*What the task requires*: Gather each line containing the string "name" from these entries.

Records
** begin **

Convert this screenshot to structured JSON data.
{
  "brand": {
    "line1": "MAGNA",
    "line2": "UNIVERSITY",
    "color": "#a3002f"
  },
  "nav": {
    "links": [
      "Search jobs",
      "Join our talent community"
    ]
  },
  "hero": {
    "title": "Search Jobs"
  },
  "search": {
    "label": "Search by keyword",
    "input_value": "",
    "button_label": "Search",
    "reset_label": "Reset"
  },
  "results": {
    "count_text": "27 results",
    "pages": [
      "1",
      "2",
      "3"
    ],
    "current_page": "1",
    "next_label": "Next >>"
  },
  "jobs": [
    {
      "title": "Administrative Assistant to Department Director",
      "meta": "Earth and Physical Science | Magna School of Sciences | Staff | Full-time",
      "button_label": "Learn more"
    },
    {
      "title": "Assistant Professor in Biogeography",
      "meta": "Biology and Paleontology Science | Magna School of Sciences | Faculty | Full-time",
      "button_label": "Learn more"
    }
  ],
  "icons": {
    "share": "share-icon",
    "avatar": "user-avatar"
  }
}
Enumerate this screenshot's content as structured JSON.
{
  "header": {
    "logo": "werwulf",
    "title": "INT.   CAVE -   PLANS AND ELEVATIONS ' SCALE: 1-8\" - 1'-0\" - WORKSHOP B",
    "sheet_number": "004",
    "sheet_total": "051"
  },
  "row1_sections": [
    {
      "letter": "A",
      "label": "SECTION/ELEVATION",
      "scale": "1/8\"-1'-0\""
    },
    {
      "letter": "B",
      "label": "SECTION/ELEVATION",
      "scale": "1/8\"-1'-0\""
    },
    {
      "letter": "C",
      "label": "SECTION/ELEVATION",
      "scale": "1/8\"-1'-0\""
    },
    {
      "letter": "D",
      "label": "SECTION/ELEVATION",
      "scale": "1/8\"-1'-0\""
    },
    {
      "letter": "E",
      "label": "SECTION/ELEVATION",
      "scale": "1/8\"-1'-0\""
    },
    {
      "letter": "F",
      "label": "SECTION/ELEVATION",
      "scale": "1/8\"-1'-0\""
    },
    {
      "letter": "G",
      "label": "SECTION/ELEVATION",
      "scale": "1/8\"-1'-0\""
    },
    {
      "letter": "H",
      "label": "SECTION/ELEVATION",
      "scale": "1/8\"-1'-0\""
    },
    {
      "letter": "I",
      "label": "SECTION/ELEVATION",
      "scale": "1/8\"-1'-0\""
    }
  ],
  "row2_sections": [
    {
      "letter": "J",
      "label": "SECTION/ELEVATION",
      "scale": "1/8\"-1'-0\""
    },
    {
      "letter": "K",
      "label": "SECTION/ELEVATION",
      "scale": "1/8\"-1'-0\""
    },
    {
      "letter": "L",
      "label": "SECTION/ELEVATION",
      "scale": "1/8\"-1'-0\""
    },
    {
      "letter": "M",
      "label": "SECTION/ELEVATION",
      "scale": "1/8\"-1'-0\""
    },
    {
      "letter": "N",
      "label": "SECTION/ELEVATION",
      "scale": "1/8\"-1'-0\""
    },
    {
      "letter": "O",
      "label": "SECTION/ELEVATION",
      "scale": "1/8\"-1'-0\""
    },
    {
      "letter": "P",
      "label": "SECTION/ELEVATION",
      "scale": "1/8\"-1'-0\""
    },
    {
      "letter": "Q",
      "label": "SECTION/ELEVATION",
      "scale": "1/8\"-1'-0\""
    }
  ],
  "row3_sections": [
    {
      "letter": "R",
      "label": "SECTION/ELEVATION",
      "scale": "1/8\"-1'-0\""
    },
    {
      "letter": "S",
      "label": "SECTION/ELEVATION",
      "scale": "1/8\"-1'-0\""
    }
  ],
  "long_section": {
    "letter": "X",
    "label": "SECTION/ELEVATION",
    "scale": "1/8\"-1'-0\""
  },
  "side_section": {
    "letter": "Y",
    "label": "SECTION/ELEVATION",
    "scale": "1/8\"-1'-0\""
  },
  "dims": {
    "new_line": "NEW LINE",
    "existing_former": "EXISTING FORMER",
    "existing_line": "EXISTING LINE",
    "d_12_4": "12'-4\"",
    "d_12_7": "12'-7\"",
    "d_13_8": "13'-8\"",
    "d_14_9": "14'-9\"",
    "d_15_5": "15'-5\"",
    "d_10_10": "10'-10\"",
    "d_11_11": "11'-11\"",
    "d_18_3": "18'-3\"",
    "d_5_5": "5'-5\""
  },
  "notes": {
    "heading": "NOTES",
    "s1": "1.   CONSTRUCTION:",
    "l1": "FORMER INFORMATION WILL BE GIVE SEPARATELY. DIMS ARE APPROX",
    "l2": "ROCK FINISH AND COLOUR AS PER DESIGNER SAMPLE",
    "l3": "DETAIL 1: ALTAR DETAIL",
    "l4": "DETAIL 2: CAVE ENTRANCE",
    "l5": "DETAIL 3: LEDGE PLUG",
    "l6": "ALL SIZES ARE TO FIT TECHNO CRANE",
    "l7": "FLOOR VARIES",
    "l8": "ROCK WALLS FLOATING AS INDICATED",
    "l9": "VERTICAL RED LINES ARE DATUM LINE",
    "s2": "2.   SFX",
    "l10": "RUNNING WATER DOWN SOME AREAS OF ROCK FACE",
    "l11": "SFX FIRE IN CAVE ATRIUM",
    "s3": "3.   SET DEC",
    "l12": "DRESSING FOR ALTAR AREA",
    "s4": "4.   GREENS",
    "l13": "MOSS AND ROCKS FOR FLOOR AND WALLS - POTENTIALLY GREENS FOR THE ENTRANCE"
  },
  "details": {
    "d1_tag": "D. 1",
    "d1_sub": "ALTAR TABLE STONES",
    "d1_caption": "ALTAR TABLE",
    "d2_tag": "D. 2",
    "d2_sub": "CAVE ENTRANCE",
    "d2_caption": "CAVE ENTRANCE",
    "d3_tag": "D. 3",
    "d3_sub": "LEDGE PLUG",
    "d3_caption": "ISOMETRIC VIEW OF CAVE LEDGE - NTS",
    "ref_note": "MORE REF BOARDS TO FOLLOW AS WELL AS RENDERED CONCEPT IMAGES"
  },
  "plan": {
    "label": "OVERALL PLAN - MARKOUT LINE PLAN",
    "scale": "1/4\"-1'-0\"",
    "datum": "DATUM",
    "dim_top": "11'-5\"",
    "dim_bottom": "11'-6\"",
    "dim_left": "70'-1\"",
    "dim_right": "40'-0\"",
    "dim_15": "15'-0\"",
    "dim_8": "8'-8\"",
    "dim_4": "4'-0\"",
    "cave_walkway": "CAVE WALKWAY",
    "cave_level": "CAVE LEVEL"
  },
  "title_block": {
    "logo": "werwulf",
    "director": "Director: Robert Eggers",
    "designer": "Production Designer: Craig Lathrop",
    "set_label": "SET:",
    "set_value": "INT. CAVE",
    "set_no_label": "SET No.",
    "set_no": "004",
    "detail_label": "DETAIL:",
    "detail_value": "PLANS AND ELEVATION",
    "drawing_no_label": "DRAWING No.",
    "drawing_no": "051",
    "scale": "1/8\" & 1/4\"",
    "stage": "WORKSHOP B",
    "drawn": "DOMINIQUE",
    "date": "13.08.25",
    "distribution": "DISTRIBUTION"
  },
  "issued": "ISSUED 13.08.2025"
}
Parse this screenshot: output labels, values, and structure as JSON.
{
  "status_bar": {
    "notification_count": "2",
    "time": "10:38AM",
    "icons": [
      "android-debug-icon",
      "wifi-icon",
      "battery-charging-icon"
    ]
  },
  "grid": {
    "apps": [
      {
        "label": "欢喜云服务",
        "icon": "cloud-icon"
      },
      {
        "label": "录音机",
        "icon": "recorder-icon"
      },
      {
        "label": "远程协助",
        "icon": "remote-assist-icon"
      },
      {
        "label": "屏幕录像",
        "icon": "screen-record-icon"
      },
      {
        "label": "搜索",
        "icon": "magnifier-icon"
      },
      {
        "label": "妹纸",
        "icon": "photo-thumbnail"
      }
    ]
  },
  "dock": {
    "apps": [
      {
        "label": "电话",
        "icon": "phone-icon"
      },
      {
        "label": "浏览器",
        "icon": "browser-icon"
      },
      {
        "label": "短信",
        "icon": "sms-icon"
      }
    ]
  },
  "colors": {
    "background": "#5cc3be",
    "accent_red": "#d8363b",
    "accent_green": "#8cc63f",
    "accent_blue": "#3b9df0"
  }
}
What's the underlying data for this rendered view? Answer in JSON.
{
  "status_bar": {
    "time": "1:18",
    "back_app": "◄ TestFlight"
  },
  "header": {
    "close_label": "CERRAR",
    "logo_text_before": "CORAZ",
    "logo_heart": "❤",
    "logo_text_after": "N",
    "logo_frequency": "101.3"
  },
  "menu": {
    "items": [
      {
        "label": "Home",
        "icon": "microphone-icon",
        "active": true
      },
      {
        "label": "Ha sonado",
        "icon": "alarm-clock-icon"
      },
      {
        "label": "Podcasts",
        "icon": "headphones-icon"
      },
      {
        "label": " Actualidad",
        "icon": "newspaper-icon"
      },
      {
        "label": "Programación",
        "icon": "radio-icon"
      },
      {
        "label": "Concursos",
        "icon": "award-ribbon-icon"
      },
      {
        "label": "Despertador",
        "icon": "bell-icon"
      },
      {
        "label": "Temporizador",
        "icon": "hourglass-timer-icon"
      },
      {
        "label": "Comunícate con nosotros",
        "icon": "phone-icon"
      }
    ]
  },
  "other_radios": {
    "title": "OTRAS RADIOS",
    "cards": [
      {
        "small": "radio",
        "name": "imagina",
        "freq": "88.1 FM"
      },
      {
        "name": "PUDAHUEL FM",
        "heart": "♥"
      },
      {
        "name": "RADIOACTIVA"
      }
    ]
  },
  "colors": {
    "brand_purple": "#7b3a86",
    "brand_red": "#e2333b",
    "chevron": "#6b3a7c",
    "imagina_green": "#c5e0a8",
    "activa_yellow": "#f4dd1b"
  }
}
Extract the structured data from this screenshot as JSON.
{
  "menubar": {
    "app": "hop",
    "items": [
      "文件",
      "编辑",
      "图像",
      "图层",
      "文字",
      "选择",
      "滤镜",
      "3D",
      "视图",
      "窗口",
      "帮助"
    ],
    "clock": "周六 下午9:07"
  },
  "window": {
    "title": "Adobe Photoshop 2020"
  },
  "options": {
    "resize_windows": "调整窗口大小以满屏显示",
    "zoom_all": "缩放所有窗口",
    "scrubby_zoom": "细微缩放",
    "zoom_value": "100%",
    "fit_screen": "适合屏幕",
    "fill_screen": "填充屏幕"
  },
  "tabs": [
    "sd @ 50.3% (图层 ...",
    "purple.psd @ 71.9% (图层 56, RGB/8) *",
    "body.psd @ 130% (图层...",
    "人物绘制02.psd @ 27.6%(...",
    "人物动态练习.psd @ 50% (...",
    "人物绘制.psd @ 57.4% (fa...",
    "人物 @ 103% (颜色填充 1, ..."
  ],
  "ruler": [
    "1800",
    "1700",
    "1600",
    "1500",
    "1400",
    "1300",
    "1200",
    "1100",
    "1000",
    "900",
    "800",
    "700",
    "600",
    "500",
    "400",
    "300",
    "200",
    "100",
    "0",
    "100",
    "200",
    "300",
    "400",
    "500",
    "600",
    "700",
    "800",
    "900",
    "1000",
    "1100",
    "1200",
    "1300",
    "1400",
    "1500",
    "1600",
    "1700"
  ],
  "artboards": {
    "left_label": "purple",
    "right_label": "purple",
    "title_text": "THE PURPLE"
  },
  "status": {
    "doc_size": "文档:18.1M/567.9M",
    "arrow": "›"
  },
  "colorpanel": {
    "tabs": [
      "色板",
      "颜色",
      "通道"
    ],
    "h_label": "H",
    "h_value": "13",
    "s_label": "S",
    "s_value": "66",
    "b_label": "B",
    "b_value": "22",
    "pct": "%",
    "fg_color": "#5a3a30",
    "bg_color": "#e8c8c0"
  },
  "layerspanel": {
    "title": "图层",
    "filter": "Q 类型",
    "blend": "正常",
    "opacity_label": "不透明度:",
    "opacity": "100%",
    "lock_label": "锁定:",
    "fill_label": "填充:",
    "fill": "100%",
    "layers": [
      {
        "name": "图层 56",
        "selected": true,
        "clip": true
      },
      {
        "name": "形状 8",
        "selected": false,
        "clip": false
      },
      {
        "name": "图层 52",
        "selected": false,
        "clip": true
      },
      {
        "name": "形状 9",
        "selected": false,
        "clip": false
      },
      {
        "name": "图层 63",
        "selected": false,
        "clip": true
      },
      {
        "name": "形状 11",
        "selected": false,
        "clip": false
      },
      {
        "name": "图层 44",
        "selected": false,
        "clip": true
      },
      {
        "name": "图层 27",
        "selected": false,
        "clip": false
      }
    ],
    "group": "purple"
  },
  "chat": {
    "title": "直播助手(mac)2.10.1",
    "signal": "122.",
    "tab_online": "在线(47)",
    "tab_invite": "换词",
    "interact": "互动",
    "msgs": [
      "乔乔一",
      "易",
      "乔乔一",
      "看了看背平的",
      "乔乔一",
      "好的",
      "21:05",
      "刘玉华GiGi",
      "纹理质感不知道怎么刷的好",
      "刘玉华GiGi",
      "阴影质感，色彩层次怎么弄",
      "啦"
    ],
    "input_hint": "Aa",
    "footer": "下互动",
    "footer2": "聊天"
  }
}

** end **

*Expected output*:
        "name": "imagina",
        "name": "PUDAHUEL FM",
        "name": "RADIOACTIVA"
        "name": "图层 56",
        "name": "形状 8",
        "name": "图层 52",
        "name": "形状 9",
        "name": "图层 63",
        "name": "形状 11",
        "name": "图层 44",
        "name": "图层 27",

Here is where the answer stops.